[START OF PROVIDED DATA]

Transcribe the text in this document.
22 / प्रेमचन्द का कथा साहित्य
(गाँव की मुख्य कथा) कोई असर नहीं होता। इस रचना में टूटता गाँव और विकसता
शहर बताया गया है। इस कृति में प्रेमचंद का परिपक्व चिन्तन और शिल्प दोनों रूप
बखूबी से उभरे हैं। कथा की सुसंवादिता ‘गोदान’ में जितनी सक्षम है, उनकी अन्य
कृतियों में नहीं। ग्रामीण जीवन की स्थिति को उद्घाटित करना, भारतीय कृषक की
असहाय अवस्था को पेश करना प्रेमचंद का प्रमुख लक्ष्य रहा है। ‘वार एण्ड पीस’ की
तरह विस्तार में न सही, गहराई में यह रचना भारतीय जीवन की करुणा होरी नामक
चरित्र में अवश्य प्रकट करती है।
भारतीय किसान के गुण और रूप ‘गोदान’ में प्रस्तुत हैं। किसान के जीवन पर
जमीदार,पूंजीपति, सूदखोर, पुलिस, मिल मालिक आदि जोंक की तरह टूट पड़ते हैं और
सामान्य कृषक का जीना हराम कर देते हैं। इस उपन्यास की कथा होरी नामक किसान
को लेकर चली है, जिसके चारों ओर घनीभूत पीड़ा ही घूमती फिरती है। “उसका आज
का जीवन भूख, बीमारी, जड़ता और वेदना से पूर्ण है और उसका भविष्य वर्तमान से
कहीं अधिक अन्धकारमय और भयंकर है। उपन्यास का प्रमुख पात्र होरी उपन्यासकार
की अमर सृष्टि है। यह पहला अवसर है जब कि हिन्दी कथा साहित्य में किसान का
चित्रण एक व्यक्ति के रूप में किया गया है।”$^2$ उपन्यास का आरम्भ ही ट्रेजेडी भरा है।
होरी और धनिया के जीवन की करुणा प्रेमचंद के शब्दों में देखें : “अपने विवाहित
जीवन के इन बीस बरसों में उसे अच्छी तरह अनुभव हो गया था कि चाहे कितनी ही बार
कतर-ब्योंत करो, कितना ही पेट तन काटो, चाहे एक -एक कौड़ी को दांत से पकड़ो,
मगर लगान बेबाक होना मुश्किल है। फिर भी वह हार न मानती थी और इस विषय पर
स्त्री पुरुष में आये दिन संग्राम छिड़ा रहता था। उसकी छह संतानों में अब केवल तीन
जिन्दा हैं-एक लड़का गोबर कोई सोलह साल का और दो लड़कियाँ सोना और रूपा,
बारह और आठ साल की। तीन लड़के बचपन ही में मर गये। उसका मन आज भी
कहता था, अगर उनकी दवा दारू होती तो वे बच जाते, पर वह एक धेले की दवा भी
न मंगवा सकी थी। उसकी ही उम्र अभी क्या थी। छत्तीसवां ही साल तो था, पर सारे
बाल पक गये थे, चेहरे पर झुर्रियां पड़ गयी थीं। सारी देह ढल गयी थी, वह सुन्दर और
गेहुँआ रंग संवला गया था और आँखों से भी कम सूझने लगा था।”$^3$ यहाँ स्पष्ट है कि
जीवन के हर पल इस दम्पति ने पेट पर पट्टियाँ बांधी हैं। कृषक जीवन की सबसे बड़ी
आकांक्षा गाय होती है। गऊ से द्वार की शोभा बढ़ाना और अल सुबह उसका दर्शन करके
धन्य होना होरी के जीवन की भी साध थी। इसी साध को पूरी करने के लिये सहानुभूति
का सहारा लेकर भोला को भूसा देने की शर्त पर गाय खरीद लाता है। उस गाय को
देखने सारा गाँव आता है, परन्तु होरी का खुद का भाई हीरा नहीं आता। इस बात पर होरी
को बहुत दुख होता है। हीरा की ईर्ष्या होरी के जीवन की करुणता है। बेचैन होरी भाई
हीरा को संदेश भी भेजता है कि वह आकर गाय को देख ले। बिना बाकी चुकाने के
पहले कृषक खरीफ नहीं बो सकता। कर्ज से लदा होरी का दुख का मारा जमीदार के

[END OF PROVIDED DATA]

=== EXERCISE INSTRUCTIONS ===
Reproduce the complete data exactly as presented above.

=== WRITTEN SOLUTION ===
Transcribe the text in this document.
22 / प्रेमचन्द का कथा साहित्य
(गाँव की मुख्य कथा) कोई असर नहीं होता। इस रचना में टूटता गाँव और विकसता
शहर बताया गया है। इस कृति में प्रेमचंद का परिपक्व चिन्तन और शिल्प दोनों रूप
बखूबी से उभरे हैं। कथा की सुसंवादिता ‘गोदान’ में जितनी सक्षम है, उनकी अन्य
कृतियों में नहीं। ग्रामीण जीवन की स्थिति को उद्घाटित करना, भारतीय कृषक की
असहाय अवस्था को पेश करना प्रेमचंद का प्रमुख लक्ष्य रहा है। ‘वार एण्ड पीस’ की
तरह विस्तार में न सही, गहराई में यह रचना भारतीय जीवन की करुणा होरी नामक
चरित्र में अवश्य प्रकट करती है।
भारतीय किसान के गुण और रूप ‘गोदान’ में प्रस्तुत हैं। किसान के जीवन पर
जमीदार,पूंजीपति, सूदखोर, पुलिस, मिल मालिक आदि जोंक की तरह टूट पड़ते हैं और
सामान्य कृषक का जीना हराम कर देते हैं। इस उपन्यास की कथा होरी नामक किसान
को लेकर चली है, जिसके चारों ओर घनीभूत पीड़ा ही घूमती फिरती है। “उसका आज
का जीवन भूख, बीमारी, जड़ता और वेदना से पूर्ण है और उसका भविष्य वर्तमान से
कहीं अधिक अन्धकारमय और भयंकर है। उपन्यास का प्रमुख पात्र होरी उपन्यासकार
की अमर सृष्टि है। यह पहला अवसर है जब कि हिन्दी कथा साहित्य में किसान का
चित्रण एक व्यक्ति के रूप में किया गया है।”$^2$ उपन्यास का आरम्भ ही ट्रेजेडी भरा है।
होरी और धनिया के जीवन की करुणा प्रेमचंद के शब्दों में देखें : “अपने विवाहित
जीवन के इन बीस बरसों में उसे अच्छी तरह अनुभव हो गया था कि चाहे कितनी ही बार
कतर-ब्योंत करो, कितना ही पेट तन काटो, चाहे एक -एक कौड़ी को दांत से पकड़ो,
मगर लगान बेबाक होना मुश्किल है। फिर भी वह हार न मानती थी और इस विषय पर
स्त्री पुरुष में आये दिन संग्राम छिड़ा रहता था। उसकी छह संतानों में अब केवल तीन
जिन्दा हैं-एक लड़का गोबर कोई सोलह साल का और दो लड़कियाँ सोना और रूपा,
बारह और आठ साल की। तीन लड़के बचपन ही में मर गये। उसका मन आज भी
कहता था, अगर उनकी दवा दारू होती तो वे बच जाते, पर वह एक धेले की दवा भी
न मंगवा सकी थी। उसकी ही उम्र अभी क्या थी। छत्तीसवां ही साल तो था, पर सारे
बाल पक गये थे, चेहरे पर झुर्रियां पड़ गयी थीं। सारी देह ढल गयी थी, वह सुन्दर और
गेहुँआ रंग संवला गया था और आँखों से भी कम सूझने लगा था।”$^3$ यहाँ स्पष्ट है कि
जीवन के हर पल इस दम्पति ने पेट पर पट्टियाँ बांधी हैं। कृषक जीवन की सबसे बड़ी
आकांक्षा गाय होती है। गऊ से द्वार की शोभा बढ़ाना और अल सुबह उसका दर्शन करके
धन्य होना होरी के जीवन की भी साध थी। इसी साध को पूरी करने के लिये सहानुभूति
का सहारा लेकर भोला को भूसा देने की शर्त पर गाय खरीद लाता है। उस गाय को
देखने सारा गाँव आता है, परन्तु होरी का खुद का भाई हीरा नहीं आता। इस बात पर होरी
को बहुत दुख होता है। हीरा की ईर्ष्या होरी के जीवन की करुणता है। बेचैन होरी भाई
हीरा को संदेश भी भेजता है कि वह आकर गाय को देख ले। बिना बाकी चुकाने के
पहले कृषक खरीफ नहीं बो सकता। कर्ज से लदा होरी का दुख का मारा जमीदार के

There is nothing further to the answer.